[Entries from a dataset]
****************************************

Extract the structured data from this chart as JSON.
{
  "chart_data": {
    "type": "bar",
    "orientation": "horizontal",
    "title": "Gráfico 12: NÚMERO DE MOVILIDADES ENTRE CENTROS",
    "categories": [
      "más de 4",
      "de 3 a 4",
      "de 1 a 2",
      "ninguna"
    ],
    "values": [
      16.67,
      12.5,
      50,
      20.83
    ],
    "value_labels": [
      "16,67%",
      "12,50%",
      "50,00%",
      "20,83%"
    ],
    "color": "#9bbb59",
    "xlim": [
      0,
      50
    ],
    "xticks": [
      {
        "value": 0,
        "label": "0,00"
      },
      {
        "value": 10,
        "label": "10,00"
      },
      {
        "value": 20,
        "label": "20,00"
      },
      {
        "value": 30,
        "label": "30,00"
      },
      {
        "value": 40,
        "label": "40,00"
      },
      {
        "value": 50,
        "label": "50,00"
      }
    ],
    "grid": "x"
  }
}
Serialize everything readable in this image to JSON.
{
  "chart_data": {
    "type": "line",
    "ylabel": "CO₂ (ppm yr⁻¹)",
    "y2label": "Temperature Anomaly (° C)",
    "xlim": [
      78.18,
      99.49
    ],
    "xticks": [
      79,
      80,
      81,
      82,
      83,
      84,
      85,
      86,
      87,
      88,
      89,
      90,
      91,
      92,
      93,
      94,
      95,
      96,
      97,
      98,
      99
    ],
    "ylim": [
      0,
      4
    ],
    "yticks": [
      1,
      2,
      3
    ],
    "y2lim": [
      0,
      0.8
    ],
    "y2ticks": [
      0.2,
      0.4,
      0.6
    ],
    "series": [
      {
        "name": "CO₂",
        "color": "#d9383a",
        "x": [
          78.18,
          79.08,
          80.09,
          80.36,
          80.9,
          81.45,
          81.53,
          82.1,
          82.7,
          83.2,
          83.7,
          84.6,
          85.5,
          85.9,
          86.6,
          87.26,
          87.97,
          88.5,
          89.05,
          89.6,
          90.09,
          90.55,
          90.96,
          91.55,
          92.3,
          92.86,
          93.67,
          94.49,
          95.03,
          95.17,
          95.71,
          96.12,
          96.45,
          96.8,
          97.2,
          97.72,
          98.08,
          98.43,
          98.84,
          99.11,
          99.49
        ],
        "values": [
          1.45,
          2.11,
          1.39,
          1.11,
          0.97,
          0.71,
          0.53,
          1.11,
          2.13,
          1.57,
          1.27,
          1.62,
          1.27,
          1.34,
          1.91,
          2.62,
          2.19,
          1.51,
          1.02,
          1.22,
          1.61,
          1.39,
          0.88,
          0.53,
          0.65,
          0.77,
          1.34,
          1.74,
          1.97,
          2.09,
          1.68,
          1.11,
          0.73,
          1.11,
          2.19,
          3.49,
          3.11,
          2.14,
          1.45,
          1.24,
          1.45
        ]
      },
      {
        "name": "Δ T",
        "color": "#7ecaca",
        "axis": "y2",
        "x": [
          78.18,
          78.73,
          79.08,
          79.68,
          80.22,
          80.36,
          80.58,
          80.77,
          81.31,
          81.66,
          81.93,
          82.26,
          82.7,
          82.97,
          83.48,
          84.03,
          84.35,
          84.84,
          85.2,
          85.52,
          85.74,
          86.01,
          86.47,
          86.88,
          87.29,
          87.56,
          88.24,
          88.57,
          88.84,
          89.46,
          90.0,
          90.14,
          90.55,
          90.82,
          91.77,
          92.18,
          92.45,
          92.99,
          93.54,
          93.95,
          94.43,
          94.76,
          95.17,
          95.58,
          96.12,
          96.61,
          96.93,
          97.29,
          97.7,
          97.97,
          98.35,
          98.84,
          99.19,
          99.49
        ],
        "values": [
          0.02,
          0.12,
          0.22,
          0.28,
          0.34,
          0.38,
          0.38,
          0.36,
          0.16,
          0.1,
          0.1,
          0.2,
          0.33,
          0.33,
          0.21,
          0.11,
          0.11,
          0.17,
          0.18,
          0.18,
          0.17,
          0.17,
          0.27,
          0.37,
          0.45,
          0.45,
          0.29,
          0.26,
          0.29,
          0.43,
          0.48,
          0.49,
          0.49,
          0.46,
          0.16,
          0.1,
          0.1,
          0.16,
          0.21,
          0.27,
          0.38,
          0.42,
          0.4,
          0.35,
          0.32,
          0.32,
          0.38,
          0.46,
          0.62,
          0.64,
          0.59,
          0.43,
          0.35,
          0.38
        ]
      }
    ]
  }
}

****************************************

### Aim
Track down every line of the material containing the string "color", and copy it.

### Solution below
    "color": "#9bbb59",
        "color": "#d9383a",
        "color": "#7ecaca",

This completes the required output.